• Objective
Write the data out again, character for character, with no images.

----

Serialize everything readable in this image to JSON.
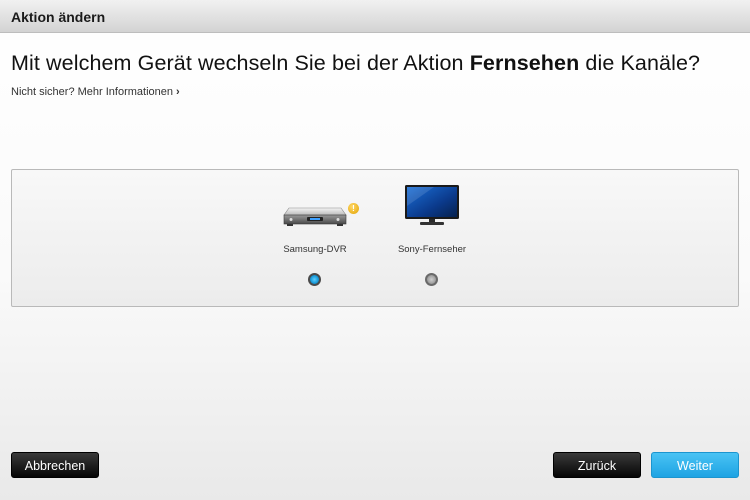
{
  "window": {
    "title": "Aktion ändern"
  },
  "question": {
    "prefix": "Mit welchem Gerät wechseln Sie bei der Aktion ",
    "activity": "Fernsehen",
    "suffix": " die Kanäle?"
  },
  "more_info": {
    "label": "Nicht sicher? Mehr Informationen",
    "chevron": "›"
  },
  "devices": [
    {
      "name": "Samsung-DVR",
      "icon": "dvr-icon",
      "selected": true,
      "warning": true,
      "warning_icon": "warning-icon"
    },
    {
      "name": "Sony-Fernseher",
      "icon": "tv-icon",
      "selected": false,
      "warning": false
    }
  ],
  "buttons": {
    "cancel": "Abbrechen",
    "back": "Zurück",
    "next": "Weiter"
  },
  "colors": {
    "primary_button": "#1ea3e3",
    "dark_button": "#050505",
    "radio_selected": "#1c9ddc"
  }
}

----

• Answer to the problem
Serialize everything readable in this image to JSON.
{
  "window": {
    "title": "Aktion ändern"
  },
  "question": {
    "prefix": "Mit welchem Gerät wechseln Sie bei der Aktion ",
    "activity": "Fernsehen",
    "suffix": " die Kanäle?"
  },
  "more_info": {
    "label": "Nicht sicher? Mehr Informationen",
    "chevron": "›"
  },
  "devices": [
    {
      "name": "Samsung-DVR",
      "icon": "dvr-icon",
      "selected": true,
      "warning": true,
      "warning_icon": "warning-icon"
    },
    {
      "name": "Sony-Fernseher",
      "icon": "tv-icon",
      "selected": false,
      "warning": false
    }
  ],
  "buttons": {
    "cancel": "Abbrechen",
    "back": "Zurück",
    "next": "Weiter"
  },
  "colors": {
    "primary_button": "#1ea3e3",
    "dark_button": "#050505",
    "radio_selected": "#1c9ddc"
  }
}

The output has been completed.